### EXERCISE GOAL
Could you copy every record below exactly as it stands?

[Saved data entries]
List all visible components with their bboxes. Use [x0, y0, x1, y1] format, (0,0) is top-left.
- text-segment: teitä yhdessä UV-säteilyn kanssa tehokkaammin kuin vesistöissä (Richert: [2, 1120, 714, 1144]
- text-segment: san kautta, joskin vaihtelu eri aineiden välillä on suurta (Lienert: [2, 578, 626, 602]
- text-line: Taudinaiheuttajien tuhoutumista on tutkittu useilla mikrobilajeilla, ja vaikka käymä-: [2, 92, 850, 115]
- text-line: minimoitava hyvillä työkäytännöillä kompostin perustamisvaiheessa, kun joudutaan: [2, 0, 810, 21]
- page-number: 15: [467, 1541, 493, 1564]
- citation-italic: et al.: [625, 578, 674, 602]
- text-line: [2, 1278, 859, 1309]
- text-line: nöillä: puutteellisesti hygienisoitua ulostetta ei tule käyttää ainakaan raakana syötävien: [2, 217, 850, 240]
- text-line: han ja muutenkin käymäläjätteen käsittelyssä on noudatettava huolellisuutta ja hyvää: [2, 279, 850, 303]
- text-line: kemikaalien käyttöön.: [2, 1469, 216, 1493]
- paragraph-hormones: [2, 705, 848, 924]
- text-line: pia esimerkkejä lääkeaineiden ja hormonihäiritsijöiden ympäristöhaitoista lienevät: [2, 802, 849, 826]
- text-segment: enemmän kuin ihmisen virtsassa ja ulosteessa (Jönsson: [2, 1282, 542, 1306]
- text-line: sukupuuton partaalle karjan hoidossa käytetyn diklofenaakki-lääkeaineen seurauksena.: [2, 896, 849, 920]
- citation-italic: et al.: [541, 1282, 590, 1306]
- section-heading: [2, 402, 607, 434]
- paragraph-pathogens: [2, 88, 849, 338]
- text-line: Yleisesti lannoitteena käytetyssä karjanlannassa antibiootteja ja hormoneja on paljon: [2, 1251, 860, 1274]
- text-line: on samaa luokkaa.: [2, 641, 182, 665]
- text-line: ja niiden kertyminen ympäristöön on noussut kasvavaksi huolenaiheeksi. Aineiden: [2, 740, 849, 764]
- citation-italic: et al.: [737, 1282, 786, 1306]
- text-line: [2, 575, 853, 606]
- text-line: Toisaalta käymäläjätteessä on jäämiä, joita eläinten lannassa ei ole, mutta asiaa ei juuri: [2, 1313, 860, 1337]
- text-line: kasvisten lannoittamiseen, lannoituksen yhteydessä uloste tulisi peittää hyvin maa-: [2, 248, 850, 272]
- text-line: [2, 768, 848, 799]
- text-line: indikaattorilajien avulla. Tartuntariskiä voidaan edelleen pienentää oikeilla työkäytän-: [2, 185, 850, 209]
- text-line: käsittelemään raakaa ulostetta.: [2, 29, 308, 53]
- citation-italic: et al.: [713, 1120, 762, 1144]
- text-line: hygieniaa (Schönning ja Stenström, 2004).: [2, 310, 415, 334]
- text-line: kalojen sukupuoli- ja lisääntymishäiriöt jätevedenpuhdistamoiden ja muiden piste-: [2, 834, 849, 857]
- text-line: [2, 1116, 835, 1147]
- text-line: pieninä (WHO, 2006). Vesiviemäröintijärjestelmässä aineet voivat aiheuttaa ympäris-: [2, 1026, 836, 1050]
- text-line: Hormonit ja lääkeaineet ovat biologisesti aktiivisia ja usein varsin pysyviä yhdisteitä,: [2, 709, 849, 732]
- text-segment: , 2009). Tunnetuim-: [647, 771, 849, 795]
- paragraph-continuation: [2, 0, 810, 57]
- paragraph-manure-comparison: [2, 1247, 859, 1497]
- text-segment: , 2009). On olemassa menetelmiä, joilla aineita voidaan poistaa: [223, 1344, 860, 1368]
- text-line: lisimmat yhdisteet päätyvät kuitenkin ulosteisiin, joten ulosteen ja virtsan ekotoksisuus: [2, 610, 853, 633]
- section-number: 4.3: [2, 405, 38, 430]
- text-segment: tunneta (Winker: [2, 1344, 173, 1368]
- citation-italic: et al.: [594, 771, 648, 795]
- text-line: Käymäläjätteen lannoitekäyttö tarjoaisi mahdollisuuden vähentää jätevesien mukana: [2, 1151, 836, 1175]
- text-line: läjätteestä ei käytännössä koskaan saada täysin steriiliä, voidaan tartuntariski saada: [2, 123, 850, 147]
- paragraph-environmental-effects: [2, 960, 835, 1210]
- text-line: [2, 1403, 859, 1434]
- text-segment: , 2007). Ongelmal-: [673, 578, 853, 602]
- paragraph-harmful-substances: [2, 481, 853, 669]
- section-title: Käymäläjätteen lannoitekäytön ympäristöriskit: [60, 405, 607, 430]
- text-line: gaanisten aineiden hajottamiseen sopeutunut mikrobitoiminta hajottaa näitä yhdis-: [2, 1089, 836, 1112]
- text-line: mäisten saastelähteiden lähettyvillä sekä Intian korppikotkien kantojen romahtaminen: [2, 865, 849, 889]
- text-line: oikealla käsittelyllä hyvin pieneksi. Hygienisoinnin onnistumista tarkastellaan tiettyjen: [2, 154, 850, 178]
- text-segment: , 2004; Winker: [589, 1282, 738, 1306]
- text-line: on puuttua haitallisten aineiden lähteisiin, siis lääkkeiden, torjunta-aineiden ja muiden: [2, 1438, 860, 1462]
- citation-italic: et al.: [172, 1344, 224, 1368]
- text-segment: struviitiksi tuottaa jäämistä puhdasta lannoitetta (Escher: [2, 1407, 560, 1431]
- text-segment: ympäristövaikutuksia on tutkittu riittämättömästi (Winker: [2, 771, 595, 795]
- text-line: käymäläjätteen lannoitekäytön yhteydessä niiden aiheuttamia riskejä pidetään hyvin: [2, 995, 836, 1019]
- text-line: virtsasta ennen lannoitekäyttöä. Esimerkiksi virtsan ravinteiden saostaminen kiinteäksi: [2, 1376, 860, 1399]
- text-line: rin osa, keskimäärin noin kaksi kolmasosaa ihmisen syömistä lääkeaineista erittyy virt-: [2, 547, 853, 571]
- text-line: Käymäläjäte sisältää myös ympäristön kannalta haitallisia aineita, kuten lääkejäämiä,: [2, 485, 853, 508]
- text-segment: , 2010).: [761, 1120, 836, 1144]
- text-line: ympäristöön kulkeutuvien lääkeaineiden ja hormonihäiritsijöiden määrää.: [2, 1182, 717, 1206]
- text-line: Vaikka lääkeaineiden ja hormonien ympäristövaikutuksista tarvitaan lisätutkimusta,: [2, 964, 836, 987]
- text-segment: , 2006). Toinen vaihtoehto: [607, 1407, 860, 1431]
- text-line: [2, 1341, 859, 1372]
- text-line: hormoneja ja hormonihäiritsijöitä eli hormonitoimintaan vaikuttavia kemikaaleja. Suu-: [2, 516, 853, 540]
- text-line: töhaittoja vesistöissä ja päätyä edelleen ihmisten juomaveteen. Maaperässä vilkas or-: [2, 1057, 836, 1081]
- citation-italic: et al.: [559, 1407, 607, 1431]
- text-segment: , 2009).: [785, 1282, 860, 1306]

### EXERCISE ANSWER
List all visible components with their bboxes. Use [x0, y0, x1, y1] format, (0,0) is top-left.
- text-segment: teitä yhdessä UV-säteilyn kanssa tehokkaammin kuin vesistöissä (Richert: [2, 1120, 714, 1144]
- text-segment: san kautta, joskin vaihtelu eri aineiden välillä on suurta (Lienert: [2, 578, 626, 602]
- text-line: Taudinaiheuttajien tuhoutumista on tutkittu useilla mikrobilajeilla, ja vaikka käymä-: [2, 92, 850, 115]
- text-line: minimoitava hyvillä työkäytännöillä kompostin perustamisvaiheessa, kun joudutaan: [2, 0, 810, 21]
- page-number: 15: [467, 1541, 493, 1564]
- citation-italic: et al.: [625, 578, 674, 602]
- text-line: [2, 1278, 859, 1309]
- text-line: nöillä: puutteellisesti hygienisoitua ulostetta ei tule käyttää ainakaan raakana syötävien: [2, 217, 850, 240]
- text-line: han ja muutenkin käymäläjätteen käsittelyssä on noudatettava huolellisuutta ja hyvää: [2, 279, 850, 303]
- text-line: kemikaalien käyttöön.: [2, 1469, 216, 1493]
- paragraph-hormones: [2, 705, 848, 924]
- text-line: pia esimerkkejä lääkeaineiden ja hormonihäiritsijöiden ympäristöhaitoista lienevät: [2, 802, 849, 826]
- text-segment: enemmän kuin ihmisen virtsassa ja ulosteessa (Jönsson: [2, 1282, 542, 1306]
- text-line: sukupuuton partaalle karjan hoidossa käytetyn diklofenaakki-lääkeaineen seurauksena.: [2, 896, 849, 920]
- citation-italic: et al.: [541, 1282, 590, 1306]
- section-heading: [2, 402, 607, 434]
- paragraph-pathogens: [2, 88, 849, 338]
- text-line: Yleisesti lannoitteena käytetyssä karjanlannassa antibiootteja ja hormoneja on paljon: [2, 1251, 860, 1274]
- text-line: on samaa luokkaa.: [2, 641, 182, 665]
- text-line: ja niiden kertyminen ympäristöön on noussut kasvavaksi huolenaiheeksi. Aineiden: [2, 740, 849, 764]
- citation-italic: et al.: [737, 1282, 786, 1306]
- text-line: [2, 575, 853, 606]
- text-line: Toisaalta käymäläjätteessä on jäämiä, joita eläinten lannassa ei ole, mutta asiaa ei juuri: [2, 1313, 860, 1337]
- text-line: kasvisten lannoittamiseen, lannoituksen yhteydessä uloste tulisi peittää hyvin maa-: [2, 248, 850, 272]
- text-line: [2, 768, 848, 799]
- text-line: indikaattorilajien avulla. Tartuntariskiä voidaan edelleen pienentää oikeilla työkäytän-: [2, 185, 850, 209]
- text-line: käsittelemään raakaa ulostetta.: [2, 29, 308, 53]
- citation-italic: et al.: [713, 1120, 762, 1144]
- text-line: hygieniaa (Schönning ja Stenström, 2004).: [2, 310, 415, 334]
- text-line: kalojen sukupuoli- ja lisääntymishäiriöt jätevedenpuhdistamoiden ja muiden piste-: [2, 834, 849, 857]
- text-line: [2, 1116, 835, 1147]
- text-line: pieninä (WHO, 2006). Vesiviemäröintijärjestelmässä aineet voivat aiheuttaa ympäris-: [2, 1026, 836, 1050]
- text-line: Hormonit ja lääkeaineet ovat biologisesti aktiivisia ja usein varsin pysyviä yhdisteitä,: [2, 709, 849, 732]
- text-segment: , 2009). Tunnetuim-: [647, 771, 849, 795]
- paragraph-continuation: [2, 0, 810, 57]
- paragraph-manure-comparison: [2, 1247, 859, 1497]
- text-segment: , 2009). On olemassa menetelmiä, joilla aineita voidaan poistaa: [223, 1344, 860, 1368]
- text-line: lisimmat yhdisteet päätyvät kuitenkin ulosteisiin, joten ulosteen ja virtsan ekotoksisuus: [2, 610, 853, 633]
- section-number: 4.3: [2, 405, 38, 430]
- text-segment: tunneta (Winker: [2, 1344, 173, 1368]
- citation-italic: et al.: [594, 771, 648, 795]
- text-line: Käymäläjätteen lannoitekäyttö tarjoaisi mahdollisuuden vähentää jätevesien mukana: [2, 1151, 836, 1175]
- text-line: läjätteestä ei käytännössä koskaan saada täysin steriiliä, voidaan tartuntariski saada: [2, 123, 850, 147]
- paragraph-environmental-effects: [2, 960, 835, 1210]
- text-line: [2, 1403, 859, 1434]
- text-segment: , 2007). Ongelmal-: [673, 578, 853, 602]
- paragraph-harmful-substances: [2, 481, 853, 669]
- section-title: Käymäläjätteen lannoitekäytön ympäristöriskit: [60, 405, 607, 430]
- text-line: gaanisten aineiden hajottamiseen sopeutunut mikrobitoiminta hajottaa näitä yhdis-: [2, 1089, 836, 1112]
- text-line: mäisten saastelähteiden lähettyvillä sekä Intian korppikotkien kantojen romahtaminen: [2, 865, 849, 889]
- text-line: oikealla käsittelyllä hyvin pieneksi. Hygienisoinnin onnistumista tarkastellaan tiettyjen: [2, 154, 850, 178]
- text-segment: , 2004; Winker: [589, 1282, 738, 1306]
- text-line: on puuttua haitallisten aineiden lähteisiin, siis lääkkeiden, torjunta-aineiden ja muiden: [2, 1438, 860, 1462]
- citation-italic: et al.: [172, 1344, 224, 1368]
- text-segment: struviitiksi tuottaa jäämistä puhdasta lannoitetta (Escher: [2, 1407, 560, 1431]
- text-segment: ympäristövaikutuksia on tutkittu riittämättömästi (Winker: [2, 771, 595, 795]
- text-line: käymäläjätteen lannoitekäytön yhteydessä niiden aiheuttamia riskejä pidetään hyvin: [2, 995, 836, 1019]
- text-line: virtsasta ennen lannoitekäyttöä. Esimerkiksi virtsan ravinteiden saostaminen kiinteäksi: [2, 1376, 860, 1399]
- text-line: rin osa, keskimäärin noin kaksi kolmasosaa ihmisen syömistä lääkeaineista erittyy virt-: [2, 547, 853, 571]
- text-line: Käymäläjäte sisältää myös ympäristön kannalta haitallisia aineita, kuten lääkejäämiä,: [2, 485, 853, 508]
- text-segment: , 2010).: [761, 1120, 836, 1144]
- text-line: ympäristöön kulkeutuvien lääkeaineiden ja hormonihäiritsijöiden määrää.: [2, 1182, 717, 1206]
- text-line: Vaikka lääkeaineiden ja hormonien ympäristövaikutuksista tarvitaan lisätutkimusta,: [2, 964, 836, 987]
- text-segment: , 2006). Toinen vaihtoehto: [607, 1407, 860, 1431]
- text-line: [2, 1341, 859, 1372]
- text-line: hormoneja ja hormonihäiritsijöitä eli hormonitoimintaan vaikuttavia kemikaaleja. Suu-: [2, 516, 853, 540]
- text-line: töhaittoja vesistöissä ja päätyä edelleen ihmisten juomaveteen. Maaperässä vilkas or-: [2, 1057, 836, 1081]
- citation-italic: et al.: [559, 1407, 607, 1431]
- text-segment: , 2009).: [785, 1282, 860, 1306]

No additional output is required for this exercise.